Problem details>
Will you give every entry again exactly as it stands?

Provided information>
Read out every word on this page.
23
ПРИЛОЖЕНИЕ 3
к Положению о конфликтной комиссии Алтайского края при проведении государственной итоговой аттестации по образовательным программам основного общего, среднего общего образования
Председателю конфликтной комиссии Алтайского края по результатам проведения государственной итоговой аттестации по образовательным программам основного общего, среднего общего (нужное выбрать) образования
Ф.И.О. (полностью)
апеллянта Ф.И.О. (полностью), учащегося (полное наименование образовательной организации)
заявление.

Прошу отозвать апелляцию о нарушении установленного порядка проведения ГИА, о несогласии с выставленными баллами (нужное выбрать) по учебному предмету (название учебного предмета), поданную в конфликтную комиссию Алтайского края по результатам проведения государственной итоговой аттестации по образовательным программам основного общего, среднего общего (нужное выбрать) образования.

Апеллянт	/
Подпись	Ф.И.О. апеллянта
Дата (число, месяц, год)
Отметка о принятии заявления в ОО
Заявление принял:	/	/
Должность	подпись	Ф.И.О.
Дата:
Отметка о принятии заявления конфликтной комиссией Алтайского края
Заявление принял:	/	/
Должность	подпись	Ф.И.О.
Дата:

Exercise response>
Read out every word on this page.
23
ПРИЛОЖЕНИЕ 3
к Положению о конфликтной комиссии Алтайского края при проведении государственной итоговой аттестации по образовательным программам основного общего, среднего общего образования
Председателю конфликтной комиссии Алтайского края по результатам проведения государственной итоговой аттестации по образовательным программам основного общего, среднего общего (нужное выбрать) образования
Ф.И.О. (полностью)
апеллянта Ф.И.О. (полностью), учащегося (полное наименование образовательной организации)
заявление.

Прошу отозвать апелляцию о нарушении установленного порядка проведения ГИА, о несогласии с выставленными баллами (нужное выбрать) по учебному предмету (название учебного предмета), поданную в конфликтную комиссию Алтайского края по результатам проведения государственной итоговой аттестации по образовательным программам основного общего, среднего общего (нужное выбрать) образования.

Апеллянт	/
Подпись	Ф.И.О. апеллянта
Дата (число, месяц, год)
Отметка о принятии заявления в ОО
Заявление принял:	/	/
Должность	подпись	Ф.И.О.
Дата:
Отметка о принятии заявления конфликтной комиссией Алтайского края
Заявление принял:	/	/
Должность	подпись	Ф.И.О.
Дата:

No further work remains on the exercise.